The problem:
Transcribe the listing that follows in full, omitting pictures.
== Records for this exercise
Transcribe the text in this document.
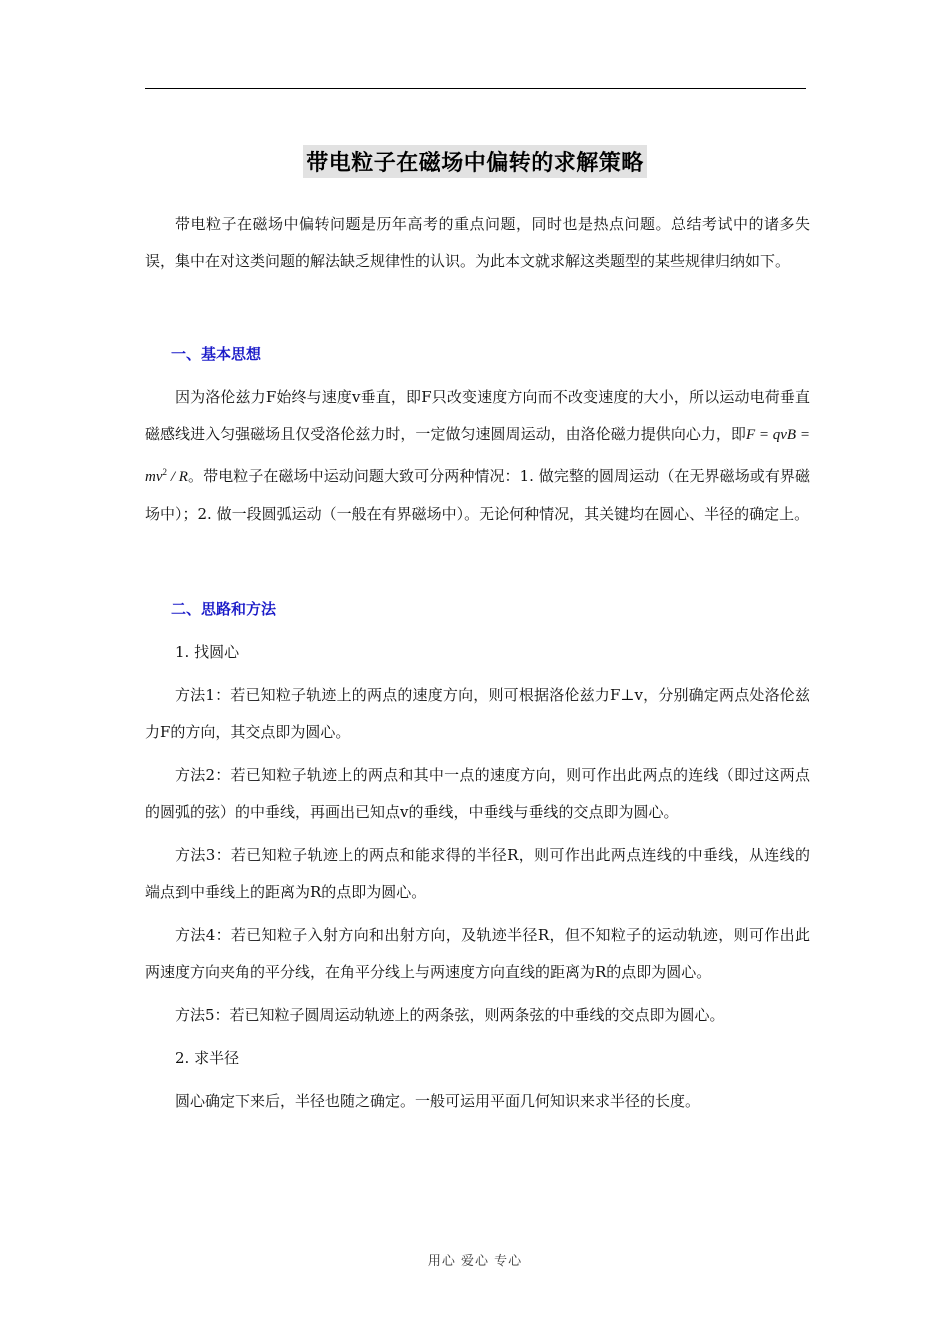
带电粒子在磁场中偏转的求解策略

带电粒子在磁场中偏转问题是历年高考的重点问题，同时也是热点问题。总结考试中的诸多失误，集中在对这类问题的解法缺乏规律性的认识。为此本文就求解这类题型的某些规律归纳如下。

一、基本思想

因为洛伦兹力F始终与速度v垂直，即F只改变速度方向而不改变速度的大小，所以运动电荷垂直磁感线进入匀强磁场且仅受洛伦兹力时，一定做匀速圆周运动，由洛伦磁力提供向心力，即F = qvB = $mv^2$ / R。带电粒子在磁场中运动问题大致可分两种情况：1. 做完整的圆周运动（在无界磁场或有界磁场中）；2. 做一段圆弧运动（一般在有界磁场中）。无论何种情况，其关键均在圆心、半径的确定上。

二、思路和方法

1. 找圆心

方法1：若已知粒子轨迹上的两点的速度方向，则可根据洛伦兹力F⊥v，分别确定两点处洛伦兹力F的方向，其交点即为圆心。

方法2：若已知粒子轨迹上的两点和其中一点的速度方向，则可作出此两点的连线（即过这两点的圆弧的弦）的中垂线，再画出已知点v的垂线，中垂线与垂线的交点即为圆心。

方法3：若已知粒子轨迹上的两点和能求得的半径R，则可作出此两点连线的中垂线，从连线的端点到中垂线上的距离为R的点即为圆心。

方法4：若已知粒子入射方向和出射方向，及轨迹半径R，但不知粒子的运动轨迹，则可作出此两速度方向夹角的平分线，在角平分线上与两速度方向直线的距离为R的点即为圆心。

方法5：若已知粒子圆周运动轨迹上的两条弦，则两条弦的中垂线的交点即为圆心。

2. 求半径

圆心确定下来后，半径也随之确定。一般可运用平面几何知识来求半径的长度。

用心 爱心 专心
====
Finished exercise:
Transcribe the text in this document.
带电粒子在磁场中偏转的求解策略

带电粒子在磁场中偏转问题是历年高考的重点问题，同时也是热点问题。总结考试中的诸多失误，集中在对这类问题的解法缺乏规律性的认识。为此本文就求解这类题型的某些规律归纳如下。

一、基本思想

因为洛伦兹力F始终与速度v垂直，即F只改变速度方向而不改变速度的大小，所以运动电荷垂直磁感线进入匀强磁场且仅受洛伦兹力时，一定做匀速圆周运动，由洛伦磁力提供向心力，即F = qvB = $mv^2$ / R。带电粒子在磁场中运动问题大致可分两种情况：1. 做完整的圆周运动（在无界磁场或有界磁场中）；2. 做一段圆弧运动（一般在有界磁场中）。无论何种情况，其关键均在圆心、半径的确定上。

二、思路和方法

1. 找圆心

方法1：若已知粒子轨迹上的两点的速度方向，则可根据洛伦兹力F⊥v，分别确定两点处洛伦兹力F的方向，其交点即为圆心。

方法2：若已知粒子轨迹上的两点和其中一点的速度方向，则可作出此两点的连线（即过这两点的圆弧的弦）的中垂线，再画出已知点v的垂线，中垂线与垂线的交点即为圆心。

方法3：若已知粒子轨迹上的两点和能求得的半径R，则可作出此两点连线的中垂线，从连线的端点到中垂线上的距离为R的点即为圆心。

方法4：若已知粒子入射方向和出射方向，及轨迹半径R，但不知粒子的运动轨迹，则可作出此两速度方向夹角的平分线，在角平分线上与两速度方向直线的距离为R的点即为圆心。

方法5：若已知粒子圆周运动轨迹上的两条弦，则两条弦的中垂线的交点即为圆心。

2. 求半径

圆心确定下来后，半径也随之确定。一般可运用平面几何知识来求半径的长度。

用心 爱心 专心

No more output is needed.